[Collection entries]
----
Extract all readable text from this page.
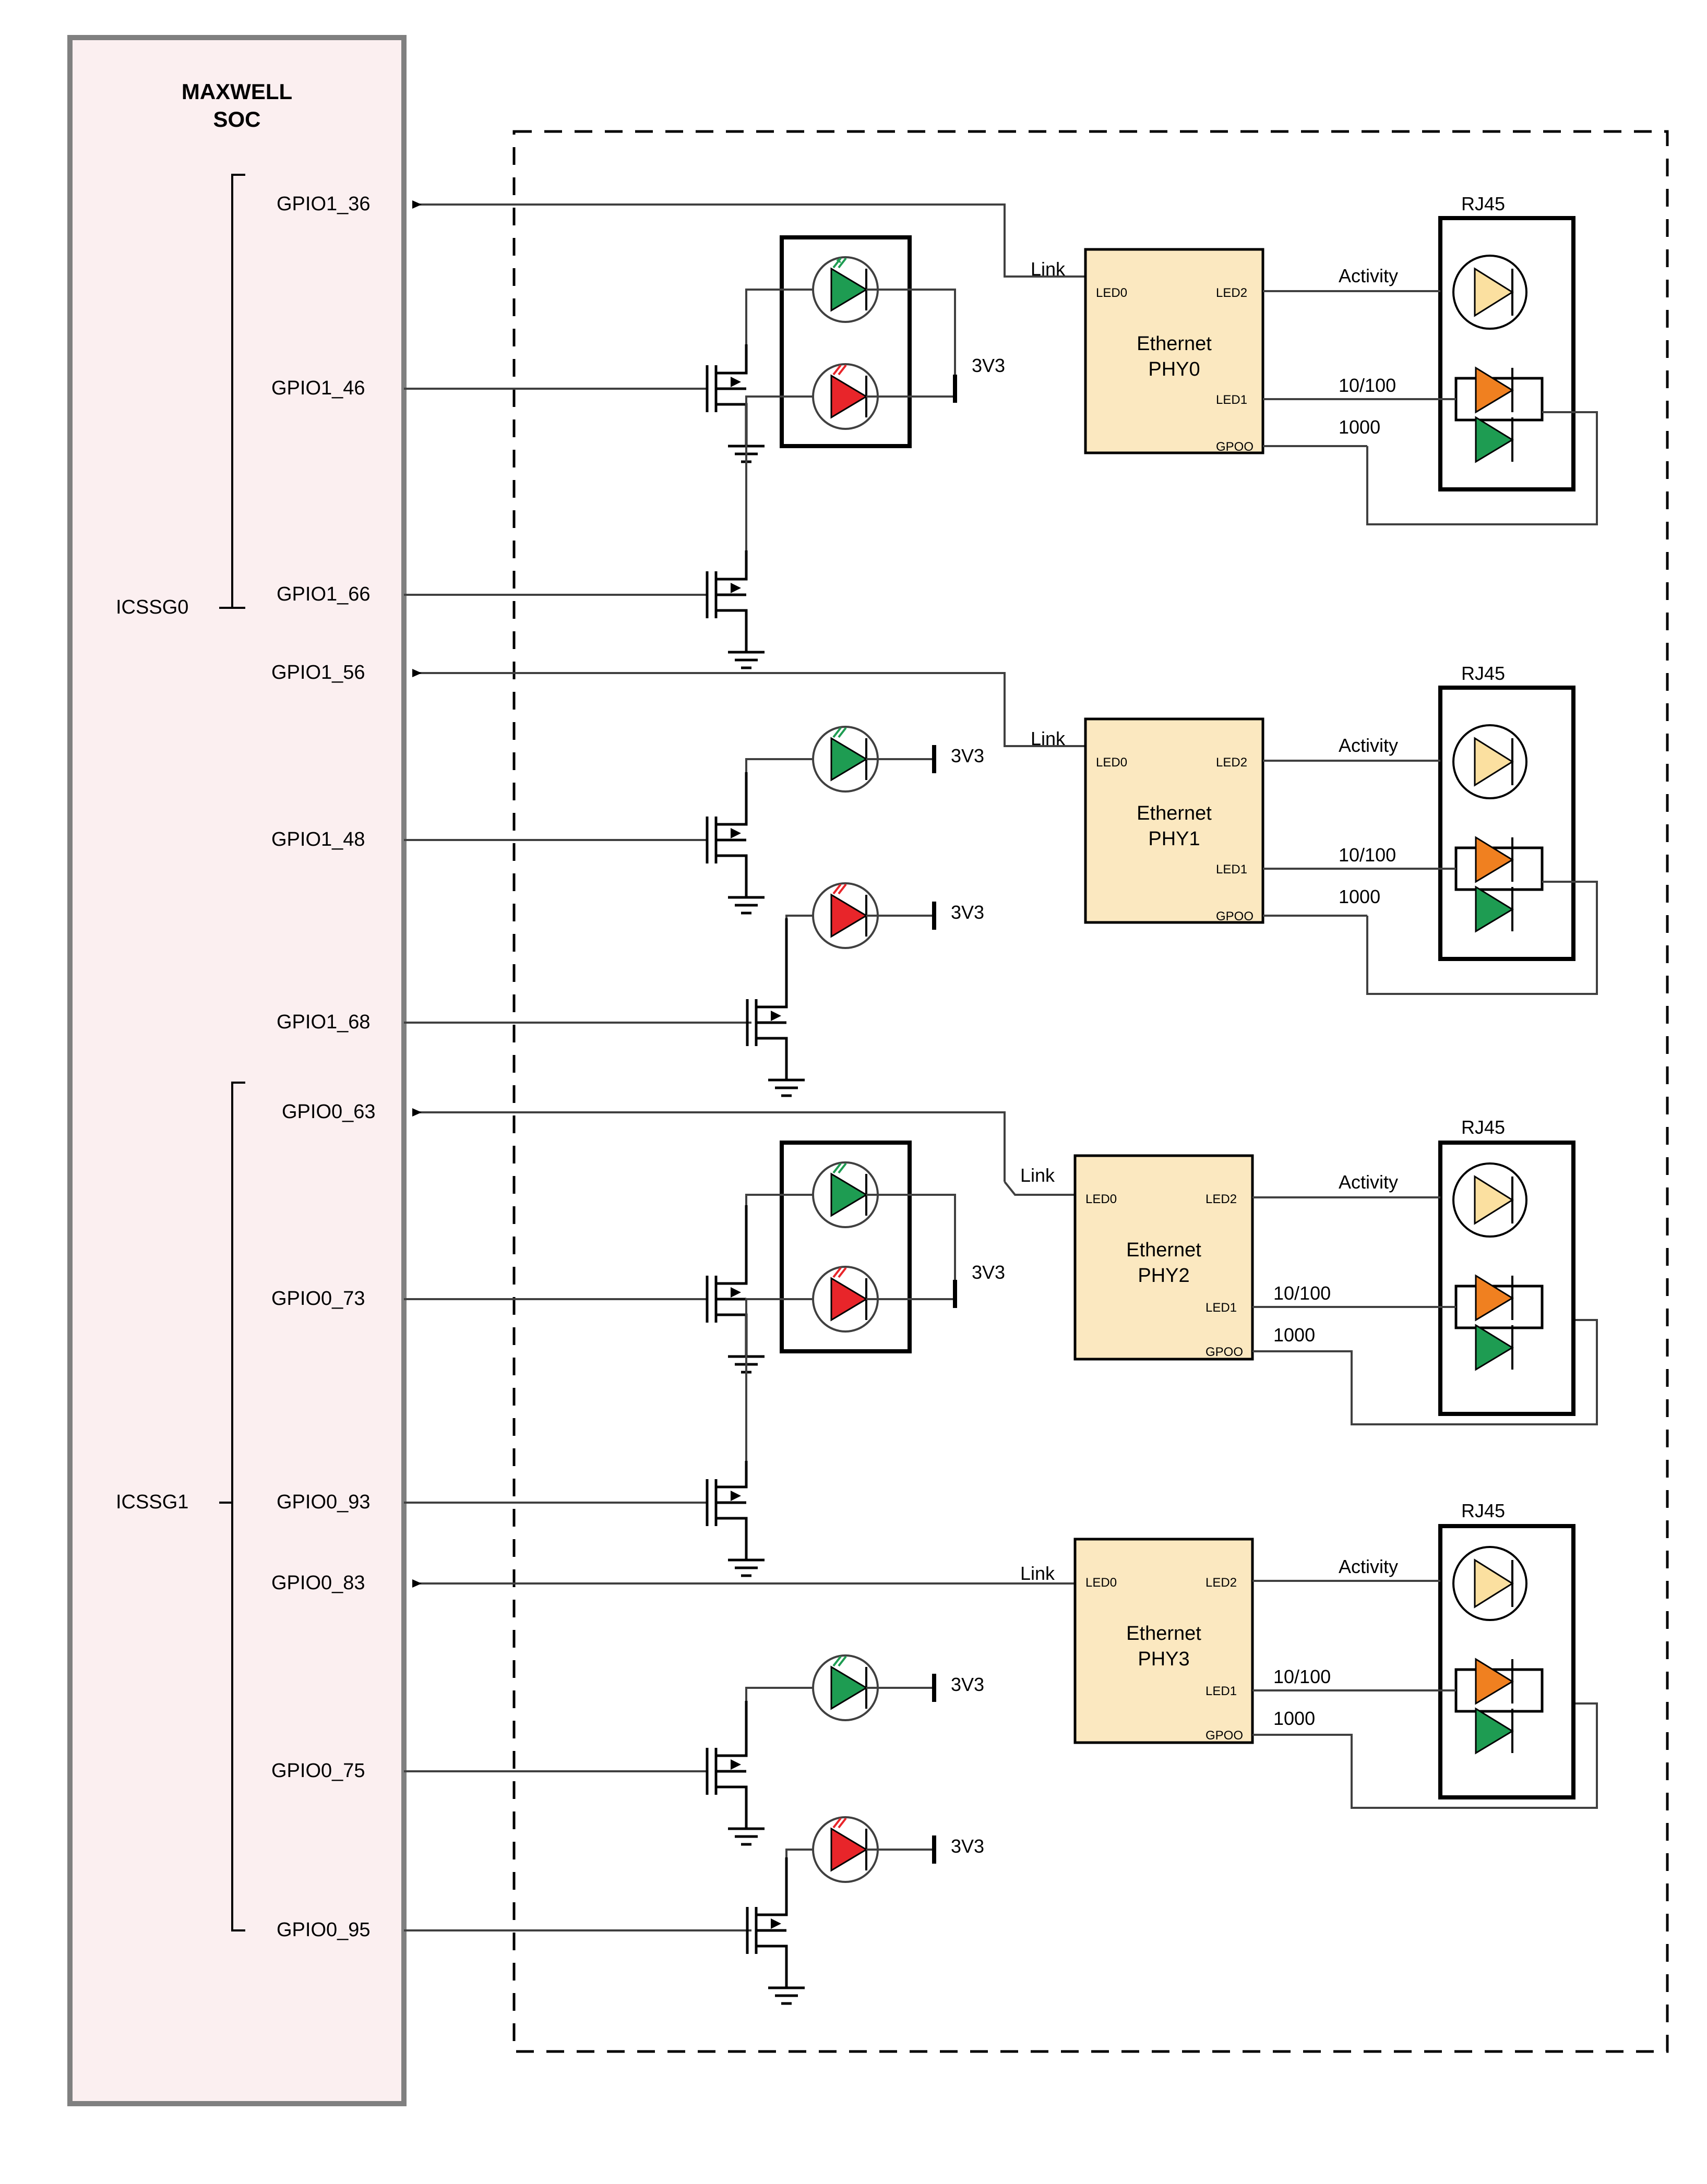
MAXWELL
SOC
ICSSG0
ICSSG1
GPIO1_36
GPIO1_46
GPIO1_66
GPIO1_56
GPIO1_48
GPIO1_68
GPIO0_63
GPIO0_73
GPIO0_93
GPIO0_83
GPIO0_75
GPIO0_95
Ethernet
PHY0
LED0	LED2
LED1
GPOO
Link	Activity
10/100
1000
RJ45
3V3
Ethernet
PHY1
LED0	LED2
LED1
GPOO
Link	Activity
10/100
1000
RJ45
3V3
3V3
Ethernet
PHY2
LED0	LED2
LED1
GPOO
Link	Activity
10/100
1000
RJ45
3V3
Ethernet
PHY3
LED0	LED2
LED1
GPOO
Link	Activity
10/100
1000
RJ45
3V3
3V3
----
## WHAT THE TASK ASKS
Every entry above is to be set down exactly; the pictures are to be left out.

## EXERCISE ANSWER
Extract all readable text from this page.
MAXWELL
SOC
ICSSG0
ICSSG1
GPIO1_36
GPIO1_46
GPIO1_66
GPIO1_56
GPIO1_48
GPIO1_68
GPIO0_63
GPIO0_73
GPIO0_93
GPIO0_83
GPIO0_75
GPIO0_95
Ethernet
PHY0
LED0	LED2
LED1
GPOO
Link	Activity
10/100
1000
RJ45
3V3
Ethernet
PHY1
LED0	LED2
LED1
GPOO
Link	Activity
10/100
1000
RJ45
3V3
3V3
Ethernet
PHY2
LED0	LED2
LED1
GPOO
Link	Activity
10/100
1000
RJ45
3V3
Ethernet
PHY3
LED0	LED2
LED1
GPOO
Link	Activity
10/100
1000
RJ45
3V3
3V3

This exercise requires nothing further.